*** DATA SUPPLIED

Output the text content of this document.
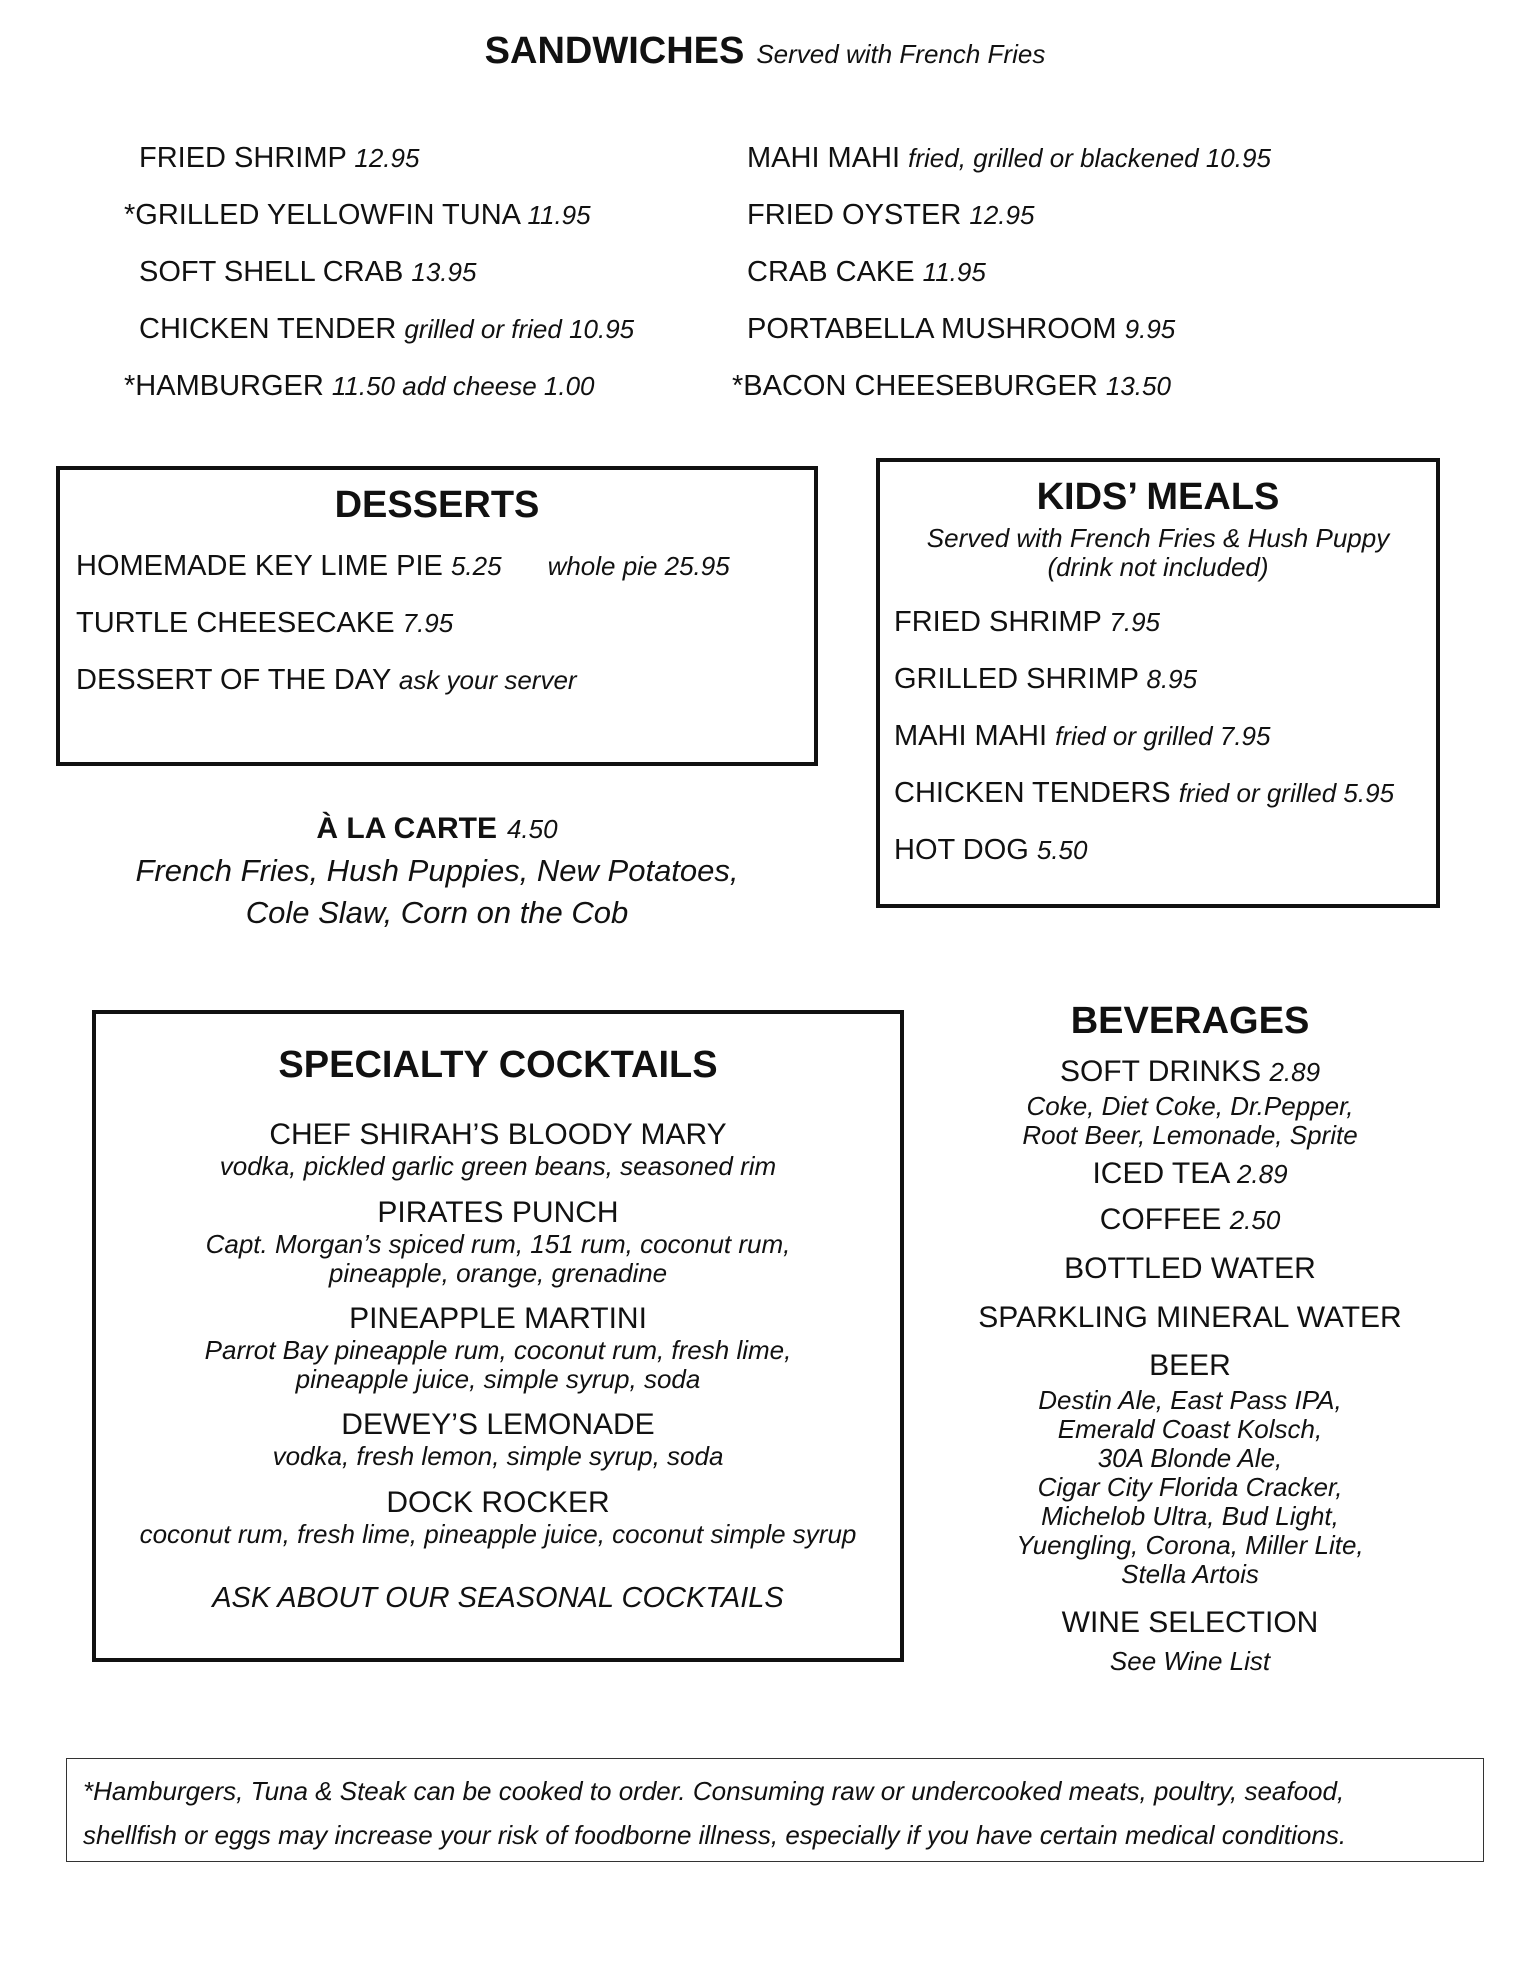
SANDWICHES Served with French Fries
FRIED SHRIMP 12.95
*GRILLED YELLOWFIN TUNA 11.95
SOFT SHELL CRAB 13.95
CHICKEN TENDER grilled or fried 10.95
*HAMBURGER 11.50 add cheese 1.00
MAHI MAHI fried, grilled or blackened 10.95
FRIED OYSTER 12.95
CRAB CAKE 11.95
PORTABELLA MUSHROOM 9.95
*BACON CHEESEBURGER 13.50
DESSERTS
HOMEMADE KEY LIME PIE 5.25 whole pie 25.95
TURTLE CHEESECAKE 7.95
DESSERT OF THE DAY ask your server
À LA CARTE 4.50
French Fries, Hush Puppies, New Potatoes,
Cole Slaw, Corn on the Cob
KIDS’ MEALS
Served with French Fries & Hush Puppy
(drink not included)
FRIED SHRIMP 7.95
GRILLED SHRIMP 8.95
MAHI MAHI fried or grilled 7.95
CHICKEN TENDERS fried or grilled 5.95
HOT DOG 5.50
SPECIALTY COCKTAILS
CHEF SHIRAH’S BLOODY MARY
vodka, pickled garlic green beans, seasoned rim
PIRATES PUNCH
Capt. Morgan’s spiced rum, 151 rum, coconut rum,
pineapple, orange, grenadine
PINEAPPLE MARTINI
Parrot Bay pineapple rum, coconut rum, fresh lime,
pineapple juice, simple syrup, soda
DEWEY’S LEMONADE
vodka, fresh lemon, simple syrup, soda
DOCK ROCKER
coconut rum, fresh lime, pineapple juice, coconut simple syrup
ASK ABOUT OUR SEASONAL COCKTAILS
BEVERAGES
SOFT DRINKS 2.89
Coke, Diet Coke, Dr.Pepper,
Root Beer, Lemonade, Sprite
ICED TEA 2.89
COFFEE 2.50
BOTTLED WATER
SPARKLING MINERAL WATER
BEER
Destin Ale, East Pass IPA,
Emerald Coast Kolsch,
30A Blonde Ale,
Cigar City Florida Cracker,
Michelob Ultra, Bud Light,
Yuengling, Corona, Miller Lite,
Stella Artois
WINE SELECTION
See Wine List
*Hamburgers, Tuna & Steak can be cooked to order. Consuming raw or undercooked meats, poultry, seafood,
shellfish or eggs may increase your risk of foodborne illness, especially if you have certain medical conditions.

******
*** DATA SUPPLIED

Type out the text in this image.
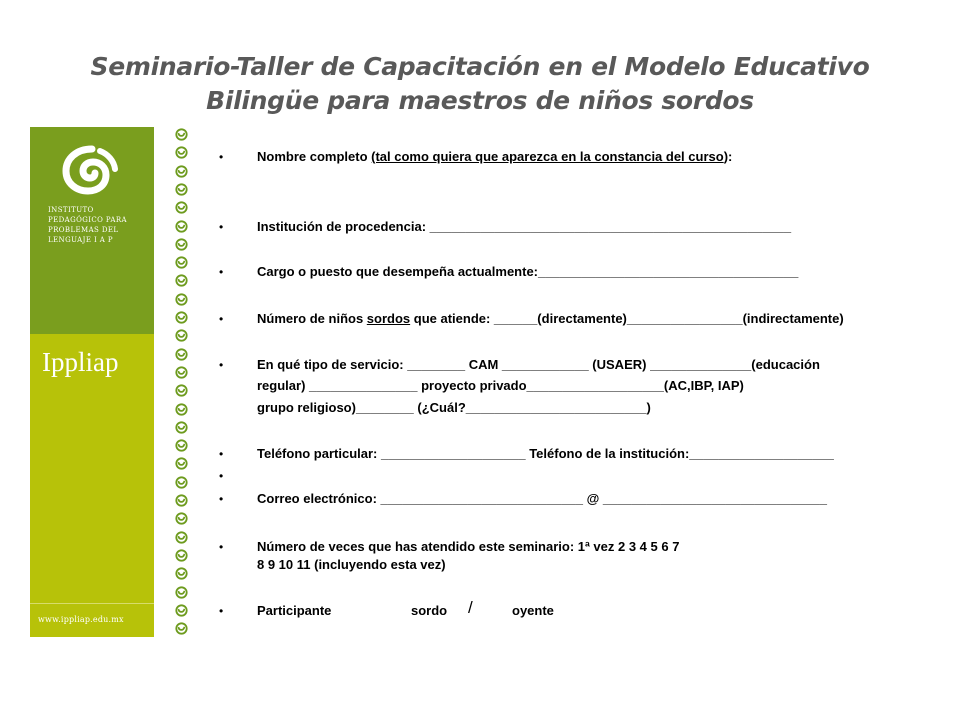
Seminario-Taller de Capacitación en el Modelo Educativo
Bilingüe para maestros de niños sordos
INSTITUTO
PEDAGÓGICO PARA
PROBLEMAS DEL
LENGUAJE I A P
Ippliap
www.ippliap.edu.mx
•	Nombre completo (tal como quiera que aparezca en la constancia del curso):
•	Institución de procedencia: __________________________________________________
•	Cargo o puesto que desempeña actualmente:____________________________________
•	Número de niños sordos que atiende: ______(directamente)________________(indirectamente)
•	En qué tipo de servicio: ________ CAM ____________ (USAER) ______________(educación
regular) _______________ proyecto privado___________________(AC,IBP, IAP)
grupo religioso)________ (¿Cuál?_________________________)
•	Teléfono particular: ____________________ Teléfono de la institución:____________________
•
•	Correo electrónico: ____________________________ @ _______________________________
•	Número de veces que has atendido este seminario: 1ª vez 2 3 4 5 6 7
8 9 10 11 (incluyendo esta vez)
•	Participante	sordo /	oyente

******

■ EXERCISE BRIEF: Determine how many lines of the material include the string "Hush". Output only that count.

■ WRITTEN SOLUTION: 2